--- START OF DATASET EXTRACT ---

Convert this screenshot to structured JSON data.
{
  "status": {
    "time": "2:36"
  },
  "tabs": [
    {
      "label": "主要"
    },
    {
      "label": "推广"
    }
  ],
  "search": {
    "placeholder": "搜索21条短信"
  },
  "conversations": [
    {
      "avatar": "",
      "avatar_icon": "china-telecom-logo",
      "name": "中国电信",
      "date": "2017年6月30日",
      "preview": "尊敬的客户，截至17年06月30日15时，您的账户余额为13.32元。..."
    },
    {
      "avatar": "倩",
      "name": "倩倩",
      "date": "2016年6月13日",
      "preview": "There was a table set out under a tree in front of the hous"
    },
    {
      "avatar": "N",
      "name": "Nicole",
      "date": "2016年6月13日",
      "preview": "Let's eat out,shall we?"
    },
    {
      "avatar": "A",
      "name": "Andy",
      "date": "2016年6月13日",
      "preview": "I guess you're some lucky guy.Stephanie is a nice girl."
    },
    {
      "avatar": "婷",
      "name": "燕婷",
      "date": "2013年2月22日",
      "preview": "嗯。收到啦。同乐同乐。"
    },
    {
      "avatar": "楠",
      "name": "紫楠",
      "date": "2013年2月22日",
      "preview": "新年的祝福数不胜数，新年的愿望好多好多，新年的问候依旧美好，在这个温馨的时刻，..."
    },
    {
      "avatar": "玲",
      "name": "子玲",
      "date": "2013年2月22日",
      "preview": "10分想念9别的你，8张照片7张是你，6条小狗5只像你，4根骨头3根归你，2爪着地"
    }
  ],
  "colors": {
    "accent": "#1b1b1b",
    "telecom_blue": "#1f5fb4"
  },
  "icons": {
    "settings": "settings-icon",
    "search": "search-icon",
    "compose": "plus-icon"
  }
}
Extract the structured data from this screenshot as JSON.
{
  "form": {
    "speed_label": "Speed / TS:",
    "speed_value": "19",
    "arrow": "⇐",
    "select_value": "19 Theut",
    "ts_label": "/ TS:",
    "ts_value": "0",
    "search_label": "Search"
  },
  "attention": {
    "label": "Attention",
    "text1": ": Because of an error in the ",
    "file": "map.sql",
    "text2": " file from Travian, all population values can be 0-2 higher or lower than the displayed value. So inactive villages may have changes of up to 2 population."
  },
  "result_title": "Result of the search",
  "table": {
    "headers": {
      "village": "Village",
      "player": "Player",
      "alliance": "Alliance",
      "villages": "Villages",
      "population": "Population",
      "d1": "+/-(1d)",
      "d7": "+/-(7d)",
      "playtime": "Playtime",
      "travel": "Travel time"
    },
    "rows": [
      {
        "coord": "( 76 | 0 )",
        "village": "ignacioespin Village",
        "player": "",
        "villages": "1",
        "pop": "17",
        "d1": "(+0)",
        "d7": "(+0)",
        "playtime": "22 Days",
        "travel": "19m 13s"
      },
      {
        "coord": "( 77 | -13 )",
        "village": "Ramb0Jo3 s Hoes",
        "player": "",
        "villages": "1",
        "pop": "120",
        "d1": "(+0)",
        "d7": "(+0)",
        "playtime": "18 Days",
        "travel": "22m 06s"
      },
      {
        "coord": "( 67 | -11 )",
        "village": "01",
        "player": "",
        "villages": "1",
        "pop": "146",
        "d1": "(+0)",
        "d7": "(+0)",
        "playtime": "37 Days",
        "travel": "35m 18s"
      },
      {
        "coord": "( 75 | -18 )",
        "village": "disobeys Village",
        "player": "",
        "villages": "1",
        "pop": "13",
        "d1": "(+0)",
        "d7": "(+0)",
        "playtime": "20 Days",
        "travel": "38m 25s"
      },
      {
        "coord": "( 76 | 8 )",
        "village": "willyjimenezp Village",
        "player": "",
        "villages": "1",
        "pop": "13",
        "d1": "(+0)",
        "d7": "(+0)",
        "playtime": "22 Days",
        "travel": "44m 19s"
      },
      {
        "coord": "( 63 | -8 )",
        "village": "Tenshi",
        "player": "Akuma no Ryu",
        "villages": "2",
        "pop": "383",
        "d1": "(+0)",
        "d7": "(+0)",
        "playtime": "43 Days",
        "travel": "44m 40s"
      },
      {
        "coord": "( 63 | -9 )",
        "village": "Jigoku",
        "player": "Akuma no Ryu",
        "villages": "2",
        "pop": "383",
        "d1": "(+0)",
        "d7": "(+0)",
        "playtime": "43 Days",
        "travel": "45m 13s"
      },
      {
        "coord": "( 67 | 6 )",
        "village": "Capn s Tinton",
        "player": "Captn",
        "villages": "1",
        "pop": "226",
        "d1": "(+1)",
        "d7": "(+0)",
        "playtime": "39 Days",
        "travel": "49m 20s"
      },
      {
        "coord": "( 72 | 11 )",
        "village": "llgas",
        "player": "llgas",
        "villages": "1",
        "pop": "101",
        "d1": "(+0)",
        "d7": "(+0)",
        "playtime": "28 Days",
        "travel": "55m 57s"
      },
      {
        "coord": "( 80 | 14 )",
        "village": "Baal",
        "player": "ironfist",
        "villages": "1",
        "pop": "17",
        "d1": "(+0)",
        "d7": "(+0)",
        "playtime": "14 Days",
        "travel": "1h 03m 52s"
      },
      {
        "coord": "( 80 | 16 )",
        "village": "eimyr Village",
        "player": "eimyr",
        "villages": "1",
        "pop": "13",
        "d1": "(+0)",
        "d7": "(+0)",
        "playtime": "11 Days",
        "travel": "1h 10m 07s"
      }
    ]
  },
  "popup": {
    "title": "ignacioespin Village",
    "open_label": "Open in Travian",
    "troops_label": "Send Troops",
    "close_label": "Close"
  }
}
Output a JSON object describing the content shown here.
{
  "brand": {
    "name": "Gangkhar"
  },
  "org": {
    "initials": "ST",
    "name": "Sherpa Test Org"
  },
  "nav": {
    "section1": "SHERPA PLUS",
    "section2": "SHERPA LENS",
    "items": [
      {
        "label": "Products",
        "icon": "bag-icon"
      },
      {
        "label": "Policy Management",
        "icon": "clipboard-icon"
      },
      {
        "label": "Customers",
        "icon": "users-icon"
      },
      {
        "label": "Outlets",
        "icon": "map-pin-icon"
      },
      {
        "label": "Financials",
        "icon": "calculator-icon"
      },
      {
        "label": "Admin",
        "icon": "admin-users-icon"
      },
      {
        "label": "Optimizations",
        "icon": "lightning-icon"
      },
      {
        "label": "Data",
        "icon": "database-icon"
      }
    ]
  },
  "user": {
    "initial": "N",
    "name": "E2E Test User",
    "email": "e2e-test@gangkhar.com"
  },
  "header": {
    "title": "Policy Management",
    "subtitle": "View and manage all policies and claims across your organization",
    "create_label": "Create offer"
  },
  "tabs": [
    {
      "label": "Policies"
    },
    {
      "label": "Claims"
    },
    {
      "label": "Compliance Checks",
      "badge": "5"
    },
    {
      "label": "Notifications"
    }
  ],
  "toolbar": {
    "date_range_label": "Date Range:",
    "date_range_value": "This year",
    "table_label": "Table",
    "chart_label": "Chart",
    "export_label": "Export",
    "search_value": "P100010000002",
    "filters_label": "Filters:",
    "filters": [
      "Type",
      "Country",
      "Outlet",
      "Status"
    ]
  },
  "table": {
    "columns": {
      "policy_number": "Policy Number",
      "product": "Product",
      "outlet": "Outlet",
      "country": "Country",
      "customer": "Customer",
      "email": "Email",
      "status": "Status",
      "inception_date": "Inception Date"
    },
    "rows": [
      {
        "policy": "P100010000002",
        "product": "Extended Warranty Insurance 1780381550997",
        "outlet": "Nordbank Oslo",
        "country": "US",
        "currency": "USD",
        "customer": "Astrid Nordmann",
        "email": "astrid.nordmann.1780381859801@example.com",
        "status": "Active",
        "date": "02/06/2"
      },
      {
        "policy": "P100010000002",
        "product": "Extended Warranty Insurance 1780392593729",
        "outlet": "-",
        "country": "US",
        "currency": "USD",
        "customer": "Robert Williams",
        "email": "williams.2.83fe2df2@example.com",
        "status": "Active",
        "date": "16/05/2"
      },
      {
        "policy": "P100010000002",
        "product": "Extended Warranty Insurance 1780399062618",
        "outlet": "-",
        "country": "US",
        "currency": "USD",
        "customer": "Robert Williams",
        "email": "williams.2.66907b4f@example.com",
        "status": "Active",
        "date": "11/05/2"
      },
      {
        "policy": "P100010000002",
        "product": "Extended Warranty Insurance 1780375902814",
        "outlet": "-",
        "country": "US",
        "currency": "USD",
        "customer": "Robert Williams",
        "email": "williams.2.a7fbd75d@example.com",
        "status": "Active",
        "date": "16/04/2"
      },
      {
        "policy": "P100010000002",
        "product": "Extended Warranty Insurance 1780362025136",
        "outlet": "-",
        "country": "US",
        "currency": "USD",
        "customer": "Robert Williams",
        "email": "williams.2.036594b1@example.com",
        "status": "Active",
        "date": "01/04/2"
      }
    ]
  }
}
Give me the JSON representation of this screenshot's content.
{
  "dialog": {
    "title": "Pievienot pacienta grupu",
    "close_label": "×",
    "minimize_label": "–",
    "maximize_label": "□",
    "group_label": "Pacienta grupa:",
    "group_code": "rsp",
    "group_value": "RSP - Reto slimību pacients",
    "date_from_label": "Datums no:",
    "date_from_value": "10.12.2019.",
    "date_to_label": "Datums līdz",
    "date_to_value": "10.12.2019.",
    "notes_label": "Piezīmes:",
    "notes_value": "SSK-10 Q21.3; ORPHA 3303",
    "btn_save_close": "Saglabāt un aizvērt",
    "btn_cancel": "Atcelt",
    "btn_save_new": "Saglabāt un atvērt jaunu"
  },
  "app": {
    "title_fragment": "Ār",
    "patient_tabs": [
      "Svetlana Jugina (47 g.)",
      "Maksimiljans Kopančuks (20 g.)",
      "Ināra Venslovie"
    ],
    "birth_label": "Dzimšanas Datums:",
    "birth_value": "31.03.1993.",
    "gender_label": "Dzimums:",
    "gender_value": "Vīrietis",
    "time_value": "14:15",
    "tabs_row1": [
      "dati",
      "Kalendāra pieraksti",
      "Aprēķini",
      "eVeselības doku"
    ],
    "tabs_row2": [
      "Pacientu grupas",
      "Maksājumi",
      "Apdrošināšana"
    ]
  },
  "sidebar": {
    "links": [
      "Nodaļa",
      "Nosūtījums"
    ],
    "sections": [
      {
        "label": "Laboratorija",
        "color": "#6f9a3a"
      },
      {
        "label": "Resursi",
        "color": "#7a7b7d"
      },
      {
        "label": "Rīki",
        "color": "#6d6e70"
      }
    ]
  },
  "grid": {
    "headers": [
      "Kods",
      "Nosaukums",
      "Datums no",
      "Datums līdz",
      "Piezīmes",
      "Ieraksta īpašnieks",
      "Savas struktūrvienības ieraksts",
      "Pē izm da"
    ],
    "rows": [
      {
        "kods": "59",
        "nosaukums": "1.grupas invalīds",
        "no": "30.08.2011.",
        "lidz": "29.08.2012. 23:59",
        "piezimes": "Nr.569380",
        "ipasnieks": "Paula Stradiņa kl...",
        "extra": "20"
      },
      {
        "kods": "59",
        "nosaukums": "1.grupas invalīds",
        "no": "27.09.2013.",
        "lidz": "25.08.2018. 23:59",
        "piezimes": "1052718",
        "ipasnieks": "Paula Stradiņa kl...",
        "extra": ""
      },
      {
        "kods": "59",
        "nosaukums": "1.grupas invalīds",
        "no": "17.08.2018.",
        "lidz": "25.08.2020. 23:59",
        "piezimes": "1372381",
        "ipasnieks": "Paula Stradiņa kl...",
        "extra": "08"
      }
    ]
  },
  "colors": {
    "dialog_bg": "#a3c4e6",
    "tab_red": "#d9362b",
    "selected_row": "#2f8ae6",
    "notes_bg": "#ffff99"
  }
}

--- END OF DATASET EXTRACT ---

→ **YOUR GOAL**
Which lines contain the word "Management"? Copy each one.

→ **RESPONSE BELOW**
        "label": "Policy Management",
    "title": "Policy Management",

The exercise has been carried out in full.